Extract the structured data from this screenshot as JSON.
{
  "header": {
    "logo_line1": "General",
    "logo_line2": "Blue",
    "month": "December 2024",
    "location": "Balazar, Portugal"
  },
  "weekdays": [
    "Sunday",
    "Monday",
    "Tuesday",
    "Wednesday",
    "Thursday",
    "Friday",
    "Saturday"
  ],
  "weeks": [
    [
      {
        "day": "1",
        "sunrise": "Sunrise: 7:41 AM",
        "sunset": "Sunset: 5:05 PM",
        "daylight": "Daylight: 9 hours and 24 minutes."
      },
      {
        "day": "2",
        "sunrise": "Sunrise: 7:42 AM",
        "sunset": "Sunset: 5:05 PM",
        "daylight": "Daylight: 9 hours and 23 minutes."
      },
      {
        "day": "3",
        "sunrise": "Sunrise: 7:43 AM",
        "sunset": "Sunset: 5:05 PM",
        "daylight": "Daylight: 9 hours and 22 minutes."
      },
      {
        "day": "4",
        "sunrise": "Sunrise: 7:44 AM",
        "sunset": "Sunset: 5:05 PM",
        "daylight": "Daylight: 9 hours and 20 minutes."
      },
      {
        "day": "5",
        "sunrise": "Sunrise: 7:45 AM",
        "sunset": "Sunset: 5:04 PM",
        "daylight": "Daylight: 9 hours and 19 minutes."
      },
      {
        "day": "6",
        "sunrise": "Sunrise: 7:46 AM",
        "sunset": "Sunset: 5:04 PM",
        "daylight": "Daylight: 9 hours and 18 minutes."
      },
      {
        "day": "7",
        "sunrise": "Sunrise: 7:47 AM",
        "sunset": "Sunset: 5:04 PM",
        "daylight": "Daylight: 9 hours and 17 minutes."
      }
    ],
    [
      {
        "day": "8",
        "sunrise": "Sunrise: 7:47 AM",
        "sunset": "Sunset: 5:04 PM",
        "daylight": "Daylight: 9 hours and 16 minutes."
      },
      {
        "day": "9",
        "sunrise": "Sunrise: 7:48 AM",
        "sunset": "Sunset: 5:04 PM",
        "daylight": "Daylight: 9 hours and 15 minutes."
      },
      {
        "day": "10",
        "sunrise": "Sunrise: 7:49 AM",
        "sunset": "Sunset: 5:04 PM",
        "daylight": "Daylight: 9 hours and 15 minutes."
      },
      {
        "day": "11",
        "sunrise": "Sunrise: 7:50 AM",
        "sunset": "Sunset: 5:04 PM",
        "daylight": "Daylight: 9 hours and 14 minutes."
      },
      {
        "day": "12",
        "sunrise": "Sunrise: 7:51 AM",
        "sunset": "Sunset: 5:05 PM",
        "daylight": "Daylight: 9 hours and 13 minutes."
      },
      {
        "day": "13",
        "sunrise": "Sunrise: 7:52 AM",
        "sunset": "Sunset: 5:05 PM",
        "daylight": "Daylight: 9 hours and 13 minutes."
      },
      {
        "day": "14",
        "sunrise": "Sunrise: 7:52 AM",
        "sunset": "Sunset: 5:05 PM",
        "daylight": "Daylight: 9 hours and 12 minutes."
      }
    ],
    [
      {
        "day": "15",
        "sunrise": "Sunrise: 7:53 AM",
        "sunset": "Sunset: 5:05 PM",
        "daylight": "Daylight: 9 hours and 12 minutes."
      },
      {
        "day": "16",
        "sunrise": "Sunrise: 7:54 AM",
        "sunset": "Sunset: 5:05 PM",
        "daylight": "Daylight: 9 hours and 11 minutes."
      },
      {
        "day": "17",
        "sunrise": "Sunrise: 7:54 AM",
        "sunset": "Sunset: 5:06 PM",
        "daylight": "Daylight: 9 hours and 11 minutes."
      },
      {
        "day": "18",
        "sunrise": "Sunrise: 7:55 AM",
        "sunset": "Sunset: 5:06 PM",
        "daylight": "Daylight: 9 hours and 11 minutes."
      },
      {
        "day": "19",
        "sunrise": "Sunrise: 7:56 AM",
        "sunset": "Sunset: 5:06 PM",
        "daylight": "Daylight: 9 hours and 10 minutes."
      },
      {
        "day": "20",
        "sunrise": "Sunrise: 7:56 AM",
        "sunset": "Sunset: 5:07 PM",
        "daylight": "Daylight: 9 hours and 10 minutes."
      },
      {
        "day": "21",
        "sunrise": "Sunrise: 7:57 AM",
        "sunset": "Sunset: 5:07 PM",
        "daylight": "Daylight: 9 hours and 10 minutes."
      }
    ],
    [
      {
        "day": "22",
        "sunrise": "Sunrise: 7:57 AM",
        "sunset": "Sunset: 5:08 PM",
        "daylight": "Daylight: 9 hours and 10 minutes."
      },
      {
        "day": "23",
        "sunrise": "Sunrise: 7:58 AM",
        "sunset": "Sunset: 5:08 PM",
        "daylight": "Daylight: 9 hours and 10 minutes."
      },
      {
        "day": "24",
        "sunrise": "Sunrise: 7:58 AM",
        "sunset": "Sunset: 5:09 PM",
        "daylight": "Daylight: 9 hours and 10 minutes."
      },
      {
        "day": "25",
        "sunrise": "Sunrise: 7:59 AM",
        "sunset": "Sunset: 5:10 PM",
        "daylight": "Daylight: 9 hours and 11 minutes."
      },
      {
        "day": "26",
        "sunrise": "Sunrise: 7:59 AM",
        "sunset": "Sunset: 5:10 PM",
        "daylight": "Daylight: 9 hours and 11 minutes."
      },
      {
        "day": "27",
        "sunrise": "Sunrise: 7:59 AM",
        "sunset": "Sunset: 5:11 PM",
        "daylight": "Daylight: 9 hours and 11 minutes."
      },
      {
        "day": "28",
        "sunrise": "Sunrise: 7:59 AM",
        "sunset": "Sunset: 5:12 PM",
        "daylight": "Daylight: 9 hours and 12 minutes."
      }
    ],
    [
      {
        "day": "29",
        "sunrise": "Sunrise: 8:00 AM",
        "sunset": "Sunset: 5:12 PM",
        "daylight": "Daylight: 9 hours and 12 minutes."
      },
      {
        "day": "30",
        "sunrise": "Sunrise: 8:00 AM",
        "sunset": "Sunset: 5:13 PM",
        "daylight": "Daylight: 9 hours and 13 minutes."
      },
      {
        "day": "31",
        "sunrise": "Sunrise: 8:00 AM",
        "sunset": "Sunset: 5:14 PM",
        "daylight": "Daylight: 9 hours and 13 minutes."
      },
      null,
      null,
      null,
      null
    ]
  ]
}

· · ·

== What the task requires ==
Print every entry exactly as written.

== Completed task ==
Extract the structured data from this screenshot as JSON.
{
  "header": {
    "logo_line1": "General",
    "logo_line2": "Blue",
    "month": "December 2024",
    "location": "Balazar, Portugal"
  },
  "weekdays": [
    "Sunday",
    "Monday",
    "Tuesday",
    "Wednesday",
    "Thursday",
    "Friday",
    "Saturday"
  ],
  "weeks": [
    [
      {
        "day": "1",
        "sunrise": "Sunrise: 7:41 AM",
        "sunset": "Sunset: 5:05 PM",
        "daylight": "Daylight: 9 hours and 24 minutes."
      },
      {
        "day": "2",
        "sunrise": "Sunrise: 7:42 AM",
        "sunset": "Sunset: 5:05 PM",
        "daylight": "Daylight: 9 hours and 23 minutes."
      },
      {
        "day": "3",
        "sunrise": "Sunrise: 7:43 AM",
        "sunset": "Sunset: 5:05 PM",
        "daylight": "Daylight: 9 hours and 22 minutes."
      },
      {
        "day": "4",
        "sunrise": "Sunrise: 7:44 AM",
        "sunset": "Sunset: 5:05 PM",
        "daylight": "Daylight: 9 hours and 20 minutes."
      },
      {
        "day": "5",
        "sunrise": "Sunrise: 7:45 AM",
        "sunset": "Sunset: 5:04 PM",
        "daylight": "Daylight: 9 hours and 19 minutes."
      },
      {
        "day": "6",
        "sunrise": "Sunrise: 7:46 AM",
        "sunset": "Sunset: 5:04 PM",
        "daylight": "Daylight: 9 hours and 18 minutes."
      },
      {
        "day": "7",
        "sunrise": "Sunrise: 7:47 AM",
        "sunset": "Sunset: 5:04 PM",
        "daylight": "Daylight: 9 hours and 17 minutes."
      }
    ],
    [
      {
        "day": "8",
        "sunrise": "Sunrise: 7:47 AM",
        "sunset": "Sunset: 5:04 PM",
        "daylight": "Daylight: 9 hours and 16 minutes."
      },
      {
        "day": "9",
        "sunrise": "Sunrise: 7:48 AM",
        "sunset": "Sunset: 5:04 PM",
        "daylight": "Daylight: 9 hours and 15 minutes."
      },
      {
        "day": "10",
        "sunrise": "Sunrise: 7:49 AM",
        "sunset": "Sunset: 5:04 PM",
        "daylight": "Daylight: 9 hours and 15 minutes."
      },
      {
        "day": "11",
        "sunrise": "Sunrise: 7:50 AM",
        "sunset": "Sunset: 5:04 PM",
        "daylight": "Daylight: 9 hours and 14 minutes."
      },
      {
        "day": "12",
        "sunrise": "Sunrise: 7:51 AM",
        "sunset": "Sunset: 5:05 PM",
        "daylight": "Daylight: 9 hours and 13 minutes."
      },
      {
        "day": "13",
        "sunrise": "Sunrise: 7:52 AM",
        "sunset": "Sunset: 5:05 PM",
        "daylight": "Daylight: 9 hours and 13 minutes."
      },
      {
        "day": "14",
        "sunrise": "Sunrise: 7:52 AM",
        "sunset": "Sunset: 5:05 PM",
        "daylight": "Daylight: 9 hours and 12 minutes."
      }
    ],
    [
      {
        "day": "15",
        "sunrise": "Sunrise: 7:53 AM",
        "sunset": "Sunset: 5:05 PM",
        "daylight": "Daylight: 9 hours and 12 minutes."
      },
      {
        "day": "16",
        "sunrise": "Sunrise: 7:54 AM",
        "sunset": "Sunset: 5:05 PM",
        "daylight": "Daylight: 9 hours and 11 minutes."
      },
      {
        "day": "17",
        "sunrise": "Sunrise: 7:54 AM",
        "sunset": "Sunset: 5:06 PM",
        "daylight": "Daylight: 9 hours and 11 minutes."
      },
      {
        "day": "18",
        "sunrise": "Sunrise: 7:55 AM",
        "sunset": "Sunset: 5:06 PM",
        "daylight": "Daylight: 9 hours and 11 minutes."
      },
      {
        "day": "19",
        "sunrise": "Sunrise: 7:56 AM",
        "sunset": "Sunset: 5:06 PM",
        "daylight": "Daylight: 9 hours and 10 minutes."
      },
      {
        "day": "20",
        "sunrise": "Sunrise: 7:56 AM",
        "sunset": "Sunset: 5:07 PM",
        "daylight": "Daylight: 9 hours and 10 minutes."
      },
      {
        "day": "21",
        "sunrise": "Sunrise: 7:57 AM",
        "sunset": "Sunset: 5:07 PM",
        "daylight": "Daylight: 9 hours and 10 minutes."
      }
    ],
    [
      {
        "day": "22",
        "sunrise": "Sunrise: 7:57 AM",
        "sunset": "Sunset: 5:08 PM",
        "daylight": "Daylight: 9 hours and 10 minutes."
      },
      {
        "day": "23",
        "sunrise": "Sunrise: 7:58 AM",
        "sunset": "Sunset: 5:08 PM",
        "daylight": "Daylight: 9 hours and 10 minutes."
      },
      {
        "day": "24",
        "sunrise": "Sunrise: 7:58 AM",
        "sunset": "Sunset: 5:09 PM",
        "daylight": "Daylight: 9 hours and 10 minutes."
      },
      {
        "day": "25",
        "sunrise": "Sunrise: 7:59 AM",
        "sunset": "Sunset: 5:10 PM",
        "daylight": "Daylight: 9 hours and 11 minutes."
      },
      {
        "day": "26",
        "sunrise": "Sunrise: 7:59 AM",
        "sunset": "Sunset: 5:10 PM",
        "daylight": "Daylight: 9 hours and 11 minutes."
      },
      {
        "day": "27",
        "sunrise": "Sunrise: 7:59 AM",
        "sunset": "Sunset: 5:11 PM",
        "daylight": "Daylight: 9 hours and 11 minutes."
      },
      {
        "day": "28",
        "sunrise": "Sunrise: 7:59 AM",
        "sunset": "Sunset: 5:12 PM",
        "daylight": "Daylight: 9 hours and 12 minutes."
      }
    ],
    [
      {
        "day": "29",
        "sunrise": "Sunrise: 8:00 AM",
        "sunset": "Sunset: 5:12 PM",
        "daylight": "Daylight: 9 hours and 12 minutes."
      },
      {
        "day": "30",
        "sunrise": "Sunrise: 8:00 AM",
        "sunset": "Sunset: 5:13 PM",
        "daylight": "Daylight: 9 hours and 13 minutes."
      },
      {
        "day": "31",
        "sunrise": "Sunrise: 8:00 AM",
        "sunset": "Sunset: 5:14 PM",
        "daylight": "Daylight: 9 hours and 13 minutes."
      },
      null,
      null,
      null,
      null
    ]
  ]
}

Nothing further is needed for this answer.